§ Data entries
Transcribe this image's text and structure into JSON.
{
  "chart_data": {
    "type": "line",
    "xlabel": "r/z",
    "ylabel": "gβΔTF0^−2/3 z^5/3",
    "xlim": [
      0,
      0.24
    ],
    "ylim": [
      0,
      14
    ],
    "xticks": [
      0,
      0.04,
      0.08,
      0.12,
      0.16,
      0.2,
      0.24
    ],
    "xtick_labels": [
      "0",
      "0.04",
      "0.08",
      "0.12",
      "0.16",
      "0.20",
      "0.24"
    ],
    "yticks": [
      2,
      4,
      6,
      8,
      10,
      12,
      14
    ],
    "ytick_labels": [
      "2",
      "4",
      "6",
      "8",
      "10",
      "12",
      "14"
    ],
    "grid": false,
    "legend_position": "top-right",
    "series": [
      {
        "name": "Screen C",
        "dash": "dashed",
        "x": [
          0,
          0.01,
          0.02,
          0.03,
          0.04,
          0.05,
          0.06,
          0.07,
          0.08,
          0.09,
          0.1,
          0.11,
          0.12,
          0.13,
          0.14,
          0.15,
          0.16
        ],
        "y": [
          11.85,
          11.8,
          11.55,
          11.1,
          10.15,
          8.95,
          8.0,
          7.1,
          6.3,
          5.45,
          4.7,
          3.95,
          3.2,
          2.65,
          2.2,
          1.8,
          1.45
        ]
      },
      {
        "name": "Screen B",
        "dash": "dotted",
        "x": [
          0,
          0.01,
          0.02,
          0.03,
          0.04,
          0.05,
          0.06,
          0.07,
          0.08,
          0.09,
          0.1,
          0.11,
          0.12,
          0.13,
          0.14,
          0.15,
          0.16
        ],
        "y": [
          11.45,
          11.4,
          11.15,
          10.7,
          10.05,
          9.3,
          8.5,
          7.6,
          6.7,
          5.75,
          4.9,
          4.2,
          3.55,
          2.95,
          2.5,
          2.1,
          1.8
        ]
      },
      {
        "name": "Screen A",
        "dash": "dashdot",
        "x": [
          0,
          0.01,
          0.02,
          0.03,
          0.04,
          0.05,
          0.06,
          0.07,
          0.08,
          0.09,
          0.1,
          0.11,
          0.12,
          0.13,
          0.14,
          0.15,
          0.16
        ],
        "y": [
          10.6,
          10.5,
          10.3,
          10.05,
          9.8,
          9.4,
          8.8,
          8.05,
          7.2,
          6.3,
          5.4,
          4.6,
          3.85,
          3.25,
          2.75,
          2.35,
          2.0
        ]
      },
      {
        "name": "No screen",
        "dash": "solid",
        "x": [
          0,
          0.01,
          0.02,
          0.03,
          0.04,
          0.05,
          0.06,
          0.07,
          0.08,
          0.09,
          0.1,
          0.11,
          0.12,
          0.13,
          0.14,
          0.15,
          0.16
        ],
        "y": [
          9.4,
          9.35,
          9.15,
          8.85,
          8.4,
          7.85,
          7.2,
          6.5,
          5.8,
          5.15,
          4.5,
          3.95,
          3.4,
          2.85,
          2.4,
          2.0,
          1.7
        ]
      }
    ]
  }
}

§ Short task
Copy every line of the listing that contains the word "name".

§ Output below
        "name": "Screen C",
        "name": "Screen B",
        "name": "Screen A",
        "name": "No screen",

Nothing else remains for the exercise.